* **What the task requires**
What is the number of lines containing the string "module"? Answer with the number only.

Data entries
※ ※ ※
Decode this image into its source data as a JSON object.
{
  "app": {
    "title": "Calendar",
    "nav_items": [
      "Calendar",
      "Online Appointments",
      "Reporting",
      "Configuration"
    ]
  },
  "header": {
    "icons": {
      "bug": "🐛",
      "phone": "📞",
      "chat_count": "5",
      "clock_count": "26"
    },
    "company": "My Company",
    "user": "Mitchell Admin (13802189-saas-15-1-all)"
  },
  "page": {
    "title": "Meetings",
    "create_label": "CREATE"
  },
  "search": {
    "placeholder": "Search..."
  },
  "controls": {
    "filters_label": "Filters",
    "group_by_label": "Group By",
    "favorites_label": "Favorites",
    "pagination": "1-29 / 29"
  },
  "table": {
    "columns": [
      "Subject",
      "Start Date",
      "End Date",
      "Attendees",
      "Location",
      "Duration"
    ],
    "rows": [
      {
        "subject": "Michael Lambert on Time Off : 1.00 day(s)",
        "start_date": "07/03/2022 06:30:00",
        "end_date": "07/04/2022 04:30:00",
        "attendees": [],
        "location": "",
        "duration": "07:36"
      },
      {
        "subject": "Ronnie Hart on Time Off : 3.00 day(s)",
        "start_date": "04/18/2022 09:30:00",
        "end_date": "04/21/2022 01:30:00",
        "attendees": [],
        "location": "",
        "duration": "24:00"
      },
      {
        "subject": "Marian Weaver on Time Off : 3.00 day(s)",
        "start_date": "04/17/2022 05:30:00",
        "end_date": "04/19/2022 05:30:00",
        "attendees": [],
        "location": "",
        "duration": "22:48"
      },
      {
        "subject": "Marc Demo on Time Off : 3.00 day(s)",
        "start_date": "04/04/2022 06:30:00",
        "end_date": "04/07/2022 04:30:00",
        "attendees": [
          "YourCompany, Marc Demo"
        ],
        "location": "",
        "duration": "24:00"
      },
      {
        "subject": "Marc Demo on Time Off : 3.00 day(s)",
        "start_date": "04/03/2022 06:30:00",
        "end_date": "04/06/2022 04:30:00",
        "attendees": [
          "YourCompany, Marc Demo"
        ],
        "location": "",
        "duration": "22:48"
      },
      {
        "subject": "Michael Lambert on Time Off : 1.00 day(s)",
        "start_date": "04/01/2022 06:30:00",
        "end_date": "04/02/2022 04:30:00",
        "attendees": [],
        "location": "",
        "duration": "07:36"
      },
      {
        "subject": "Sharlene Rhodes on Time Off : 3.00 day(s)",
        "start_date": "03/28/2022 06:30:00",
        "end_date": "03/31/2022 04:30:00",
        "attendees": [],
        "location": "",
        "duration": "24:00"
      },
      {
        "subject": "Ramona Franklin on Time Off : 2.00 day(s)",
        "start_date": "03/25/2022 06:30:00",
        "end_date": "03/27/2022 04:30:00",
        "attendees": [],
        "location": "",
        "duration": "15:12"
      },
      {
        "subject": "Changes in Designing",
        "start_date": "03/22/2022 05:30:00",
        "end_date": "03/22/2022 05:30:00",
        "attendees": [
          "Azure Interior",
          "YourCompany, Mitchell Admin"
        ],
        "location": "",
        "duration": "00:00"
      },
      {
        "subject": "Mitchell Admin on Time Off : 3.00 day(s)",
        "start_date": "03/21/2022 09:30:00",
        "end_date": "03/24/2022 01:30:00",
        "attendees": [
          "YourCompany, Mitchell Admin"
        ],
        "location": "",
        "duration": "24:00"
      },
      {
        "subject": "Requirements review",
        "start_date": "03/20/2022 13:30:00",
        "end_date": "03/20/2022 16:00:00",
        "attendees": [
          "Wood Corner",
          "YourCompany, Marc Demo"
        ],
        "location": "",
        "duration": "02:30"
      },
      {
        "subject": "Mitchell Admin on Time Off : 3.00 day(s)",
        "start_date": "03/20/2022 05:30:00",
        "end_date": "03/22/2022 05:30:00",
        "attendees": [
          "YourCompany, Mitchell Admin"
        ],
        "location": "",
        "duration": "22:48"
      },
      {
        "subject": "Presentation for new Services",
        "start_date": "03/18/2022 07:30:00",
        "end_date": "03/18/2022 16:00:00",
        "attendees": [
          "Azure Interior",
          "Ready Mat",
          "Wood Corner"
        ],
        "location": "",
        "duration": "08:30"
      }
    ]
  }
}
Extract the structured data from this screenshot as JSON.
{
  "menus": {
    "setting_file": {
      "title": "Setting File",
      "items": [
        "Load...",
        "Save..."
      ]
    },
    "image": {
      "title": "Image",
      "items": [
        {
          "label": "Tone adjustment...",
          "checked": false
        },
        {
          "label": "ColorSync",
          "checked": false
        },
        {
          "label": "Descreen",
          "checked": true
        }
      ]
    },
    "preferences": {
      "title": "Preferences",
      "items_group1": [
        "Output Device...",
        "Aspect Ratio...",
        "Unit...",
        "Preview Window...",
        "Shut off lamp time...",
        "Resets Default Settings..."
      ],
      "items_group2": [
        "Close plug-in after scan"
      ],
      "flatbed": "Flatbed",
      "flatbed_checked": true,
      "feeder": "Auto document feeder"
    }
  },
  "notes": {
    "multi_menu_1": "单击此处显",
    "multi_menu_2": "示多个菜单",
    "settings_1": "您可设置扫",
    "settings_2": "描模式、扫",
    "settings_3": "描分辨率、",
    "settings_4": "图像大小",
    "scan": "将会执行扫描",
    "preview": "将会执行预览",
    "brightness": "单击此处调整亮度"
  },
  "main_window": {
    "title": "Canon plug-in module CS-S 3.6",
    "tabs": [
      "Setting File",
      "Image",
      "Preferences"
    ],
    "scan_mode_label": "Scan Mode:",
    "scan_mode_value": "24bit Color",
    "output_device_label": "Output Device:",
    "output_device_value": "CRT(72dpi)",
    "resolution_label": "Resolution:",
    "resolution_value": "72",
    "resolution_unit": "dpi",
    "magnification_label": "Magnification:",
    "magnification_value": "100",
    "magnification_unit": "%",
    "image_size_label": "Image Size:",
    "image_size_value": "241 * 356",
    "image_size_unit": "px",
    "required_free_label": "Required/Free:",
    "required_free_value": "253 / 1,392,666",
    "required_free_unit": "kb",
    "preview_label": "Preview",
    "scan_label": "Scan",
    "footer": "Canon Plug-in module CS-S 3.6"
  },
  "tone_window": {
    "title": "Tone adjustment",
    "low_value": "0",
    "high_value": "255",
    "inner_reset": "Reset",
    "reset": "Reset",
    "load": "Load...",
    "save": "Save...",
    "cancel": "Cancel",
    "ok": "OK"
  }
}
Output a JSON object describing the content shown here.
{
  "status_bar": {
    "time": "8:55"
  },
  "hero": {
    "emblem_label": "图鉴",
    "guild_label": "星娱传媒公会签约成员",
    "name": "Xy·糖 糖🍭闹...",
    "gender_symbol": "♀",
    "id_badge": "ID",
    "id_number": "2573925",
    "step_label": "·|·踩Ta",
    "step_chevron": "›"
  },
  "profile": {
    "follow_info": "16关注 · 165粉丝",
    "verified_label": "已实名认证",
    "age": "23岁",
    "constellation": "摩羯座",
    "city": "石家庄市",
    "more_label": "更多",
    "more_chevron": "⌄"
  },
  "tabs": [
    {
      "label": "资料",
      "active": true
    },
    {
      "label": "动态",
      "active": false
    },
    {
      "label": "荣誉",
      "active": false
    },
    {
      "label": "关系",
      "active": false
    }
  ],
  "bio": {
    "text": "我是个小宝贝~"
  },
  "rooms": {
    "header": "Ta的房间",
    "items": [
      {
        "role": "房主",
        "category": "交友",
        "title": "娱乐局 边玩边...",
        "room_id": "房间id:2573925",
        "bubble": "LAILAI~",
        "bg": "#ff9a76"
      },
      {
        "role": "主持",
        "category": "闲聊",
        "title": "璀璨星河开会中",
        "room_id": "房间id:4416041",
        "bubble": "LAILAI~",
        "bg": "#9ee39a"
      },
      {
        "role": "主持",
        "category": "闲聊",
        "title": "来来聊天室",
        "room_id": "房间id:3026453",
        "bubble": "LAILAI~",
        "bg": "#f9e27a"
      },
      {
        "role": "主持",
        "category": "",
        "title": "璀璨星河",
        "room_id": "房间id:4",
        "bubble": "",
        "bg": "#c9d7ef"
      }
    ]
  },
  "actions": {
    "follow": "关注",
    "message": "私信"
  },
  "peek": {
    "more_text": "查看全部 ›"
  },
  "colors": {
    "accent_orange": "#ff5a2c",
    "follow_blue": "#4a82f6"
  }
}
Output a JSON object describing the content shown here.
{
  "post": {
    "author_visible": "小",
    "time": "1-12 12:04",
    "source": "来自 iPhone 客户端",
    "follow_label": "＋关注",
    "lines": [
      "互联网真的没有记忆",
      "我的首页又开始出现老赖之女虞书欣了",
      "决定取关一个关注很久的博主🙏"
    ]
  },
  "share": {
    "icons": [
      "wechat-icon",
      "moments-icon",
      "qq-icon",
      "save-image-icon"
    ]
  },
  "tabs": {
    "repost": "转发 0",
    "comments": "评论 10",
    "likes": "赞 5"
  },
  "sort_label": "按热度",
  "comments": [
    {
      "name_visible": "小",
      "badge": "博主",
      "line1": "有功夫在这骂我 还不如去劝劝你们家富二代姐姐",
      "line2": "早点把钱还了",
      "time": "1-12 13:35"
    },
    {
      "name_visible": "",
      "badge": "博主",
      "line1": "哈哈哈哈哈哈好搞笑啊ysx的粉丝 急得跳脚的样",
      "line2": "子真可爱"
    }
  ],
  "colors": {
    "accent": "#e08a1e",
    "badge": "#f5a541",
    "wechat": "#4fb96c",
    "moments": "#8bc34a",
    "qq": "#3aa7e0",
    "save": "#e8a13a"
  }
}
※ ※ ※
* **Final result**
2